Dataset excerpts:
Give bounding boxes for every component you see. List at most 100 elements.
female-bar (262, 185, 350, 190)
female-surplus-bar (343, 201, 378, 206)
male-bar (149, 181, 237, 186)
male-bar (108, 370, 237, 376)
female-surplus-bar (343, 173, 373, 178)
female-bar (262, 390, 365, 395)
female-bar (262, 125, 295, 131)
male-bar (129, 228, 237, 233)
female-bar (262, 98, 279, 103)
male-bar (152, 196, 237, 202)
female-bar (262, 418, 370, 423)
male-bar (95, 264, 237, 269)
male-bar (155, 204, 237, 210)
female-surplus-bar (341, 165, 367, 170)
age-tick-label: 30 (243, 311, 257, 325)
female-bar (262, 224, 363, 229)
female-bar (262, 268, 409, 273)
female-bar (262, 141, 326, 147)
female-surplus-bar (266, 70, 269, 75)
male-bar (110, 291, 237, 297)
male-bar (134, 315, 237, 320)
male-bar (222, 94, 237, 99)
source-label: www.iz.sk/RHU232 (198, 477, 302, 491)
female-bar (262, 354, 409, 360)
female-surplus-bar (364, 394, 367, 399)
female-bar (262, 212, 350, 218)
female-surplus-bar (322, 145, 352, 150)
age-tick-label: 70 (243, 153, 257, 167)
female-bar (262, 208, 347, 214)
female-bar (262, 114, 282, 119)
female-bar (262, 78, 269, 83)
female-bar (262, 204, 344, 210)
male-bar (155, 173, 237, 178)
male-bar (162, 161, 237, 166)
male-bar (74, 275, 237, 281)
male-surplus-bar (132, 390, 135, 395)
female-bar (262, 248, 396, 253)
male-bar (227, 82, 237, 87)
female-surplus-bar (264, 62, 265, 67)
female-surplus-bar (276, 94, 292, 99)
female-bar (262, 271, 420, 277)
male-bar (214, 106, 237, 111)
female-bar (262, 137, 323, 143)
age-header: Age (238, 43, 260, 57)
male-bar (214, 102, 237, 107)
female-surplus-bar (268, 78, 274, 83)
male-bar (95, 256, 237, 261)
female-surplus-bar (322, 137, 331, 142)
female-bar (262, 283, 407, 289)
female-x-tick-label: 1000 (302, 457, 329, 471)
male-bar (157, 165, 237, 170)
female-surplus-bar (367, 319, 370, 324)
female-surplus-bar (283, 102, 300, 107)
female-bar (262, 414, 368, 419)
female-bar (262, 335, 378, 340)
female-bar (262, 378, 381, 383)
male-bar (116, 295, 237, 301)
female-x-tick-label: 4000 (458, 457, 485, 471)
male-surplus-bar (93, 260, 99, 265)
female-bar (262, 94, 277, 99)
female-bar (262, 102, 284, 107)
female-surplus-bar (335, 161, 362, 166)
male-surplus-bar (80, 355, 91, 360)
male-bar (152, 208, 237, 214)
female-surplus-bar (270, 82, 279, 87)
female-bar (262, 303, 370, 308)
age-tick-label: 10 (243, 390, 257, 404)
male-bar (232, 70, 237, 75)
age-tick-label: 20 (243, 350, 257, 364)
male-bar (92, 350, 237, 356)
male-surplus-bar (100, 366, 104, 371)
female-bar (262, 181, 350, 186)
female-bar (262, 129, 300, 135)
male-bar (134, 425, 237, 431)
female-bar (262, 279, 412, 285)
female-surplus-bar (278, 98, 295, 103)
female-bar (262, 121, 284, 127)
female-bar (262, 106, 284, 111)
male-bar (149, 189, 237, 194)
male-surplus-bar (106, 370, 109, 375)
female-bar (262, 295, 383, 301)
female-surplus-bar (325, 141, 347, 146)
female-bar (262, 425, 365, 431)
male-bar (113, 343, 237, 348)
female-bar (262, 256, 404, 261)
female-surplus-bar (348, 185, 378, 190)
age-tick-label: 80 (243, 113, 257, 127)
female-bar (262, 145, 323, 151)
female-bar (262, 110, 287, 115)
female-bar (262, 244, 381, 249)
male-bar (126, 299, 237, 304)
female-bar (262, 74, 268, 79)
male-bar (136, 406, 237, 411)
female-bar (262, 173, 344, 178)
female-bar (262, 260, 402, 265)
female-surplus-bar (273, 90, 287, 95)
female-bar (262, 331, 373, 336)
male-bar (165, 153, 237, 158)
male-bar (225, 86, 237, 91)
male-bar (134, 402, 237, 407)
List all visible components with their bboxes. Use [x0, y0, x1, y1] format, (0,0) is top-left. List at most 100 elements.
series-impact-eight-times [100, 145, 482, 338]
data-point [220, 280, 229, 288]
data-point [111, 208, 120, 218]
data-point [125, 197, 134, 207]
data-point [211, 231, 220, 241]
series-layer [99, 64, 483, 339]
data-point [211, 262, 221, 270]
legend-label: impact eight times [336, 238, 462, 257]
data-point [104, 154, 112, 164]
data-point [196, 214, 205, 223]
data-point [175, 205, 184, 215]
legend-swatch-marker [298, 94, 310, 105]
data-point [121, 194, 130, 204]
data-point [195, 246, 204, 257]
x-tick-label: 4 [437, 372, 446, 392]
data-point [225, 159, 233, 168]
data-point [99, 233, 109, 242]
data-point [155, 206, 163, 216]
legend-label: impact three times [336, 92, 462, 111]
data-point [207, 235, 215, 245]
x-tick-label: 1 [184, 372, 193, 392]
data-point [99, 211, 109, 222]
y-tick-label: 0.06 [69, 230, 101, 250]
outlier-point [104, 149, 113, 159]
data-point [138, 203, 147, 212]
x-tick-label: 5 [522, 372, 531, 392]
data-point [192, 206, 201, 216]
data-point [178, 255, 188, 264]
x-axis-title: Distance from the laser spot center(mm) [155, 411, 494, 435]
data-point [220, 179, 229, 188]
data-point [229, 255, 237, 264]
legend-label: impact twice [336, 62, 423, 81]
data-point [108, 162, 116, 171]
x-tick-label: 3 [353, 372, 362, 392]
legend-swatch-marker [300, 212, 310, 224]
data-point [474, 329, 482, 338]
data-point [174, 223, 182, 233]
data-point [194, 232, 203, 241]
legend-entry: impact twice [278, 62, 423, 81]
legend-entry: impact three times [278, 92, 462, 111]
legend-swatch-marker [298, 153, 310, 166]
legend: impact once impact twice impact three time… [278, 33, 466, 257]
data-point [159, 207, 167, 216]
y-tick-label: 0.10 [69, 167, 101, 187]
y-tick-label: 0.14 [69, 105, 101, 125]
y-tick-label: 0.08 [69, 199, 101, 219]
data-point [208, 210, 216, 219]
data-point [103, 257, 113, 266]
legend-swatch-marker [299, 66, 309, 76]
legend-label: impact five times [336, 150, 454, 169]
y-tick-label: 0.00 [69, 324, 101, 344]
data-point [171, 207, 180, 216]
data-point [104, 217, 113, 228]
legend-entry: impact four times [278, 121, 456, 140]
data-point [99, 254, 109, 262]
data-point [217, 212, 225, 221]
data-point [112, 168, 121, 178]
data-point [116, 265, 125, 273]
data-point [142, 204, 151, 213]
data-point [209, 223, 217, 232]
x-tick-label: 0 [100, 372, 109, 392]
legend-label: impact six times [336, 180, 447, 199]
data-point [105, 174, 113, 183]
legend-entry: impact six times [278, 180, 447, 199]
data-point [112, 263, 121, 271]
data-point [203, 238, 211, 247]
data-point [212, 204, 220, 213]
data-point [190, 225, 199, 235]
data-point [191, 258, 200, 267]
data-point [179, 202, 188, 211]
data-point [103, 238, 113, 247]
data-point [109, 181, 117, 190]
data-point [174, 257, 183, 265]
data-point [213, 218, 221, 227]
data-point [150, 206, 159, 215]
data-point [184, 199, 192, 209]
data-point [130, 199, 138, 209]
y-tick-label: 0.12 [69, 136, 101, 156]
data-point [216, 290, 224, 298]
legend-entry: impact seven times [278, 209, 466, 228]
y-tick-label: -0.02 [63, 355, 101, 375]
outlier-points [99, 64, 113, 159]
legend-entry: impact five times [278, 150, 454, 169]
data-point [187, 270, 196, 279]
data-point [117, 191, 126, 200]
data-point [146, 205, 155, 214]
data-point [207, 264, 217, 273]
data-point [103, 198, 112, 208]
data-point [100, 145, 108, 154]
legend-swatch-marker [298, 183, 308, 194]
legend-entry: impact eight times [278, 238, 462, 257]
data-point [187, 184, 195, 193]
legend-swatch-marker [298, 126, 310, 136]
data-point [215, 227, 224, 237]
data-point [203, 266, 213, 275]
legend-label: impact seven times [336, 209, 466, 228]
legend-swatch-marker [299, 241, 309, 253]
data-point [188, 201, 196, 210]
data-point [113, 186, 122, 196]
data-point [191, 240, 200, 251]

The request: Count the lines in the items above that contain the string "seven", treating uppercase and lowercase as different. Reply with the number alone.

The reply: 2